### ARTICOLO
=======

È il primo film in cui parlo un po' di me, delle mie ansie, dei dubbi e delle mie paure, arrivato a quest'età
Una videointervista realizzata in collaborazione con MyMovies.
Quella contemporanea è un'epoca nella quale - diciamolo - non è consentito pensarsi vecchi.
Anzi, non è consentito pensare alla vecchiaia, in qualsiasi forma essa si esprima.
Stagione del raccolto, della maturità, della riflessione, dei bilanci, c'è chi sostiene che la vecchiaia (assieme al suo doppio negativo, la giovinezza) sia una condizione dello spirito, prima che un dato anagrafico.
Ma per la nostra senescente società, la vecchiaia è uno specchio intollerabile nel quale guardarsi. E allora dobbiamo affidarci agli artisti, perché della vecchiaia sappiano dirci almeno uno scampolo di verità.
Il ritorno di Casanova è il nuovo film di Gabriele Salvatores.
Il film di cui parliamo in una intervista in profondità con l'amatissimo regista della trilogia dell'amicizia (Marrakech Express, Turné e Mediterraneo, grazie al quale Salvatores ha vinto l'Oscar per il Miglior film in lingua straniera nel 1992) è un pezzo di grande bravura registica e attoriale.
La storia narrata nel film, grossomodo, è la seguente:
Leo Bernardi è un regista affermato che sta attraversando una profonda crisi personale.
Bernardi sta lavorando al film che di lì a poco verrà presentato al Festival di Venezia: un film ispirato al Casanova di Arthur Schnitzler, personaggio rispetto al quale il regista prova una forte immedesimazione.
Quello messo su carta da Schnitzler è però un Casanova sulla china discendente, un seduttore e avventuriero che fa i conti con un fatale declino: il suo fascino proverbiale svanisce, è in bancarotta e ha perso la voglia di avventura. Giacomo Casanova, che della giovinezza propria e di quella altrui si è sempre nutrito, a cinquantaquattro anni decide che è ora di tornare a casa, in quella Venezia che - spera - lo accoglierà per permettergli di passare la sua age d'or in modo tranquillo.
Nel suo viaggio verso casa, il seduttore inciampa in una ragazza, Marcolina, che con la sua vitalità riaccenderà in lui una bramosia di conquista sopita da anni. Ma il suo desiderio feroce e le strategie attuate per concupire Mariolina, lo faranno capitolare di fronte alla più amara fra le verità: Casanova è diventato vecchio.

=======

### RIGHE MOSTRATE
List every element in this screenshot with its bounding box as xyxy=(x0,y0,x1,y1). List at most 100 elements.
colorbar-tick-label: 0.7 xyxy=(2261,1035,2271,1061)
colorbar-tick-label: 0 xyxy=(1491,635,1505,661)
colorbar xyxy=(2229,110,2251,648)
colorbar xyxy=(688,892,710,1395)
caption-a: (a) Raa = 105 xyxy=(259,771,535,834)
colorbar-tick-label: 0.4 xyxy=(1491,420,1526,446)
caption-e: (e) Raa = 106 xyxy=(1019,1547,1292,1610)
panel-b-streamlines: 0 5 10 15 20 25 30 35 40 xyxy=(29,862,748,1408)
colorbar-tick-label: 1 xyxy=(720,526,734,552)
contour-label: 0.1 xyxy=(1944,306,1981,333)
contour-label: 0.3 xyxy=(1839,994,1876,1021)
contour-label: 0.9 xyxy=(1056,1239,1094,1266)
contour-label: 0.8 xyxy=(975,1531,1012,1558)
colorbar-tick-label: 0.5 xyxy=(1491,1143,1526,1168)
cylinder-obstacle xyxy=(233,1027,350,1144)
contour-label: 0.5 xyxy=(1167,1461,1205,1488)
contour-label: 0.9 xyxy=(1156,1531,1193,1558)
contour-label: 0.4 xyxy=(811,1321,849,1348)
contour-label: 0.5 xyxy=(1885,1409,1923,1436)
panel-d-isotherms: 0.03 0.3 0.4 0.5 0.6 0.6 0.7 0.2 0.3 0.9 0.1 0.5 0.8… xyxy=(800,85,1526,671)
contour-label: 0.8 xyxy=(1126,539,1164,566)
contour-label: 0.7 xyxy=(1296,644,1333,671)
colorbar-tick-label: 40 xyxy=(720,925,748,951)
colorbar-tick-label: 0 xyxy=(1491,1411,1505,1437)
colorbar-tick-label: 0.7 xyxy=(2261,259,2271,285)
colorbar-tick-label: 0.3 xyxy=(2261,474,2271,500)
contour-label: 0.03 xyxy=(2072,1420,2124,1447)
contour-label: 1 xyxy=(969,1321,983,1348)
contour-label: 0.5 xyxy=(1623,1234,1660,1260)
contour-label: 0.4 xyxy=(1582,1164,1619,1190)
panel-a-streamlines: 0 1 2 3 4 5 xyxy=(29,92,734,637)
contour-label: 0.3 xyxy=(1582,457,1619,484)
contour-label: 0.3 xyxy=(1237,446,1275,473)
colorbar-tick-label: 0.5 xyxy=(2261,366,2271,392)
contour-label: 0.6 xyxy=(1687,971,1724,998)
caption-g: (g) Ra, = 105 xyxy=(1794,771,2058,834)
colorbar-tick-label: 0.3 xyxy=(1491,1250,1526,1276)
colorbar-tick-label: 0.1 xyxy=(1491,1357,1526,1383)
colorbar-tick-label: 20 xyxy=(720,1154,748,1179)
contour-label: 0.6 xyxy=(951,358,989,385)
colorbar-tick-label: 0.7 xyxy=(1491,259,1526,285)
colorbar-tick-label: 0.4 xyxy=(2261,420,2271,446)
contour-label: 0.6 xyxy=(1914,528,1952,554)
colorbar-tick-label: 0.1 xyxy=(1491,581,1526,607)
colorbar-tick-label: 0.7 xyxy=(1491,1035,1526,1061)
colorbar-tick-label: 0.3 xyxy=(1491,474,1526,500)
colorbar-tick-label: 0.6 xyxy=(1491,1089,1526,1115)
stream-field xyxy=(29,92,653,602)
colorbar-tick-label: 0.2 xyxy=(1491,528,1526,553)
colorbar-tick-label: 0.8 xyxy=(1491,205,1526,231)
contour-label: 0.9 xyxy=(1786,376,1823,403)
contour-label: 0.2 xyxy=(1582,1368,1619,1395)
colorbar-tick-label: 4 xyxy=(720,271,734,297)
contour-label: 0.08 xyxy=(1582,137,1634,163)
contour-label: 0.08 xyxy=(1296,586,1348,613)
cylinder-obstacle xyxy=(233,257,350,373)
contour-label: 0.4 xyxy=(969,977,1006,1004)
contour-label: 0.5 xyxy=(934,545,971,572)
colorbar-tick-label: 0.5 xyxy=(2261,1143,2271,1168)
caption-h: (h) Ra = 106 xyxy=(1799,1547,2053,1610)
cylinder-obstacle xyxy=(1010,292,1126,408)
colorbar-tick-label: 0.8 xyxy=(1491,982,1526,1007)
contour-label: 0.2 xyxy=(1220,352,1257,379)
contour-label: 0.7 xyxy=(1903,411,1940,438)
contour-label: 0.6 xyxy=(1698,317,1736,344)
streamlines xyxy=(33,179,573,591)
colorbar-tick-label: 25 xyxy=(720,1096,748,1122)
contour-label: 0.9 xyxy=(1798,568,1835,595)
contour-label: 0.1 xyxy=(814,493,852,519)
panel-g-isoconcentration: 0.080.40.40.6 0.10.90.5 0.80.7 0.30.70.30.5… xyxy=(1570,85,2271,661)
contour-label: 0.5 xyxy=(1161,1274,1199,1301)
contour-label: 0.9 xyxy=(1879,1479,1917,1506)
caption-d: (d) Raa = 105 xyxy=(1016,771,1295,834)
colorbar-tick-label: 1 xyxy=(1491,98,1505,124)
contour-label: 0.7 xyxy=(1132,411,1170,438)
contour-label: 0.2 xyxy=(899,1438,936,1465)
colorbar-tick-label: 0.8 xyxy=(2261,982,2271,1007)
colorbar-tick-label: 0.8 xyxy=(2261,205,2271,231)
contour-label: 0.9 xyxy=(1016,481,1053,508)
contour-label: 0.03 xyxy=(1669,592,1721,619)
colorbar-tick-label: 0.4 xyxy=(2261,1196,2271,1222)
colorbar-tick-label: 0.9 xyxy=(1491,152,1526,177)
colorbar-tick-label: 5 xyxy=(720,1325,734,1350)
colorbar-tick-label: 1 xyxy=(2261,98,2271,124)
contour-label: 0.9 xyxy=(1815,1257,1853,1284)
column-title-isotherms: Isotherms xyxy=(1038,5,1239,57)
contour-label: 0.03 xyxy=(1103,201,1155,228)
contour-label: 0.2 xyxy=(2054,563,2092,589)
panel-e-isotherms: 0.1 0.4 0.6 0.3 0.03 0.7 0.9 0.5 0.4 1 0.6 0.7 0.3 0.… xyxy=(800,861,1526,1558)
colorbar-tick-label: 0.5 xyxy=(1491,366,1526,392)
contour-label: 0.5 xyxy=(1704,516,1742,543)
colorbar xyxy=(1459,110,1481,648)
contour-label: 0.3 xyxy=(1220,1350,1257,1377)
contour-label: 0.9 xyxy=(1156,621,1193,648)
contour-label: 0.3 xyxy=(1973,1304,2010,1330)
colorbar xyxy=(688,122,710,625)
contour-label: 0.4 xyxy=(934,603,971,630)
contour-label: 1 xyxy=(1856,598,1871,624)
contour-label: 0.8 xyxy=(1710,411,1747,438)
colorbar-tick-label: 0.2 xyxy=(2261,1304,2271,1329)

=======

### CONSEGNA E REQUISITI
Riproduci parola per parola il passo dell'articolo sul film di Salvatores compreso tra "È il primo film" e "essa si esprima.", estremi inclusi.

### RISPOSTA COMPLETA
È il primo film in cui parlo un po' di me, delle mie ansie, dei dubbi e delle mie paure, arrivato a quest'età
Una videointervista realizzata in collaborazione con MyMovies.
Quella contemporanea è un'epoca nella quale - diciamolo - non è consentito pensarsi vecchi.
Anzi, non è consentito pensare alla vecchiaia, in qualsiasi forma essa si esprima.